## JOB
Format the lines of the listing from the line with "flow-tick-label-15: 15 bbox=[247, 126, 272, 151]" up to and including the line with "flowmeter-ticks bbox=[227, 158, 253, 686]" as a JSON list of strings, one string per line, leaving out blank lines.

⁂

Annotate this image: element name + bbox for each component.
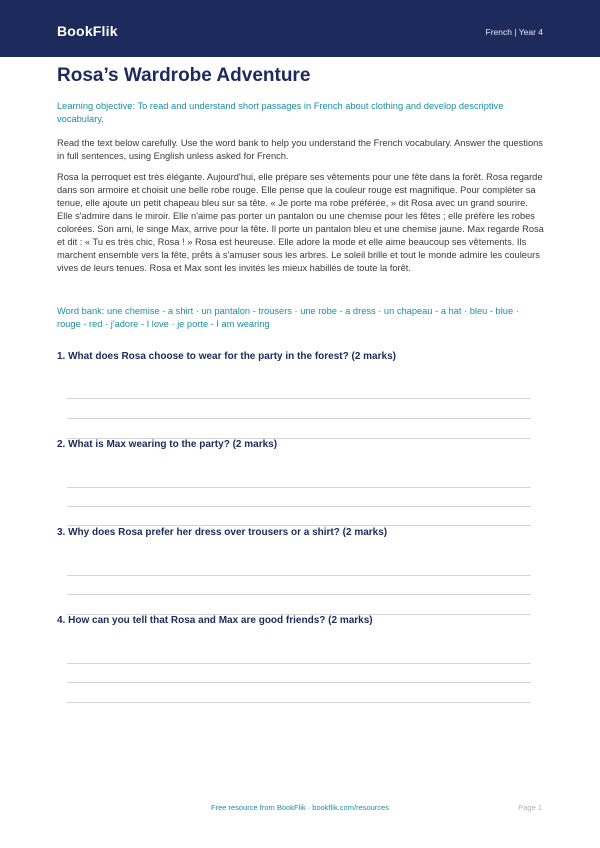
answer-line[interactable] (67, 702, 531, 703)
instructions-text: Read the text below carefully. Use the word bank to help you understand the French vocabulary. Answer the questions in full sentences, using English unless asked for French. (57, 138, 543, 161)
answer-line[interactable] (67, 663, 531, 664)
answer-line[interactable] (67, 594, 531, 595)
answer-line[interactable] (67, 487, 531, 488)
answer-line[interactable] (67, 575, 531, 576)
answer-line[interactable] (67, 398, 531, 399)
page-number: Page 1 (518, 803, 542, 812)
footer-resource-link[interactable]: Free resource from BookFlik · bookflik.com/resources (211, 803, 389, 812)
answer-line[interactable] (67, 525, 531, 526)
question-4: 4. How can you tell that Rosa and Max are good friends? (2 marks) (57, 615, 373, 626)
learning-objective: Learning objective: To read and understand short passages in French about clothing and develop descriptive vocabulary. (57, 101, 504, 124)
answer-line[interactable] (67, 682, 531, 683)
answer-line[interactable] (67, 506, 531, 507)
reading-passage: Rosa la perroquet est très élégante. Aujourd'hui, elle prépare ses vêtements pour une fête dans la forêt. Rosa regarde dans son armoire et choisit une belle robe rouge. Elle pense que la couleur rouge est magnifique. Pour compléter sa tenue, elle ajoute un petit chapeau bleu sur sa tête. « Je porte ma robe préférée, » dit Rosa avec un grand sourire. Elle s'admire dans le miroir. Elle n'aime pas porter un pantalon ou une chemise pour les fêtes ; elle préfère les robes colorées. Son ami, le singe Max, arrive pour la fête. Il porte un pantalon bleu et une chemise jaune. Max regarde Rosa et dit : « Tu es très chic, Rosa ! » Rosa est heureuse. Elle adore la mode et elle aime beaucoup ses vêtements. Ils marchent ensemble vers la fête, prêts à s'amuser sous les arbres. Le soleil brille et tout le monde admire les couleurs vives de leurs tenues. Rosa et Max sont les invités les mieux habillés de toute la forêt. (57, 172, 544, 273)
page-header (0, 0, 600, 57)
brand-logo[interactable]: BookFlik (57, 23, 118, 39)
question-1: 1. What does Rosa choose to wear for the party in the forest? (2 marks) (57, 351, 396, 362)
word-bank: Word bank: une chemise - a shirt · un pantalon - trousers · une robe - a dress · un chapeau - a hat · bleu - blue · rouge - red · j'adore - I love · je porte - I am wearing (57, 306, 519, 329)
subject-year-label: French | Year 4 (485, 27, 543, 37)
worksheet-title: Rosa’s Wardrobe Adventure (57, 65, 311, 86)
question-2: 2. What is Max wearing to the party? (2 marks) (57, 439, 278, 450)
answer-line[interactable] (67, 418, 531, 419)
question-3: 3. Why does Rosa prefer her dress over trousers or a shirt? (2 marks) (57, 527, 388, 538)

⁂

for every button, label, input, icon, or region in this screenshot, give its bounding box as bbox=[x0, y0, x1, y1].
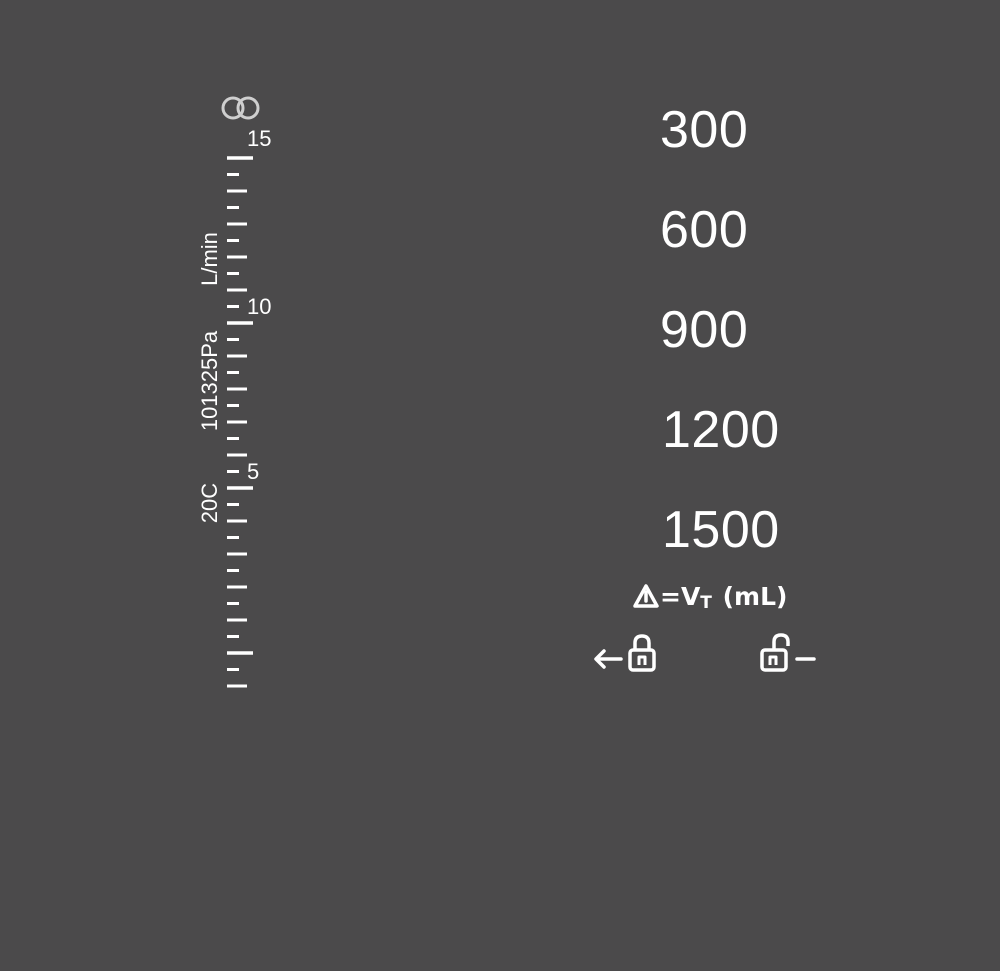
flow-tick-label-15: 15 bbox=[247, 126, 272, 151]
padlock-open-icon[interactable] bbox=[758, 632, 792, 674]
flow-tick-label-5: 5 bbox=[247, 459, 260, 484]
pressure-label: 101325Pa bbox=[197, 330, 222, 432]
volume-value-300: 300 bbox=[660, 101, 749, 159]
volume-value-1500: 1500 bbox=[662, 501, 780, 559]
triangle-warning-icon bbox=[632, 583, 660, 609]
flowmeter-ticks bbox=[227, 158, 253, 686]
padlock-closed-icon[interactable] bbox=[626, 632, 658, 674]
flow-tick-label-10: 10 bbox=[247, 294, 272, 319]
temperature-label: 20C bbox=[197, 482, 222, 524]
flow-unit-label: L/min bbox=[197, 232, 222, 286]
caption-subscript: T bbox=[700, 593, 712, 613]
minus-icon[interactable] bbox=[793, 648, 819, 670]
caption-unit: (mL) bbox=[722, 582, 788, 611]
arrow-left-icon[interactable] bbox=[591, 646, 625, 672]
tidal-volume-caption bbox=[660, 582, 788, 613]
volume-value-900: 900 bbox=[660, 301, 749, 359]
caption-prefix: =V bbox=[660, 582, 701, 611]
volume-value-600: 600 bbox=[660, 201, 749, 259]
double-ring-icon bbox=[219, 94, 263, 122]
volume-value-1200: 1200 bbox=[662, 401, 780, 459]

⁂

## TASK RESULT
[
  "flow-tick-label-15: 15 bbox=[247, 126, 272, 151]",
  "padlock-open-icon[interactable] bbox=[758, 632, 792, 674]",
  "flow-tick-label-5: 5 bbox=[247, 459, 260, 484]",
  "pressure-label: 101325Pa bbox=[197, 330, 222, 432]",
  "volume-value-300: 300 bbox=[660, 101, 749, 159]",
  "volume-value-1500: 1500 bbox=[662, 501, 780, 559]",
  "triangle-warning-icon bbox=[632, 583, 660, 609]",
  "flowmeter-ticks bbox=[227, 158, 253, 686]"
]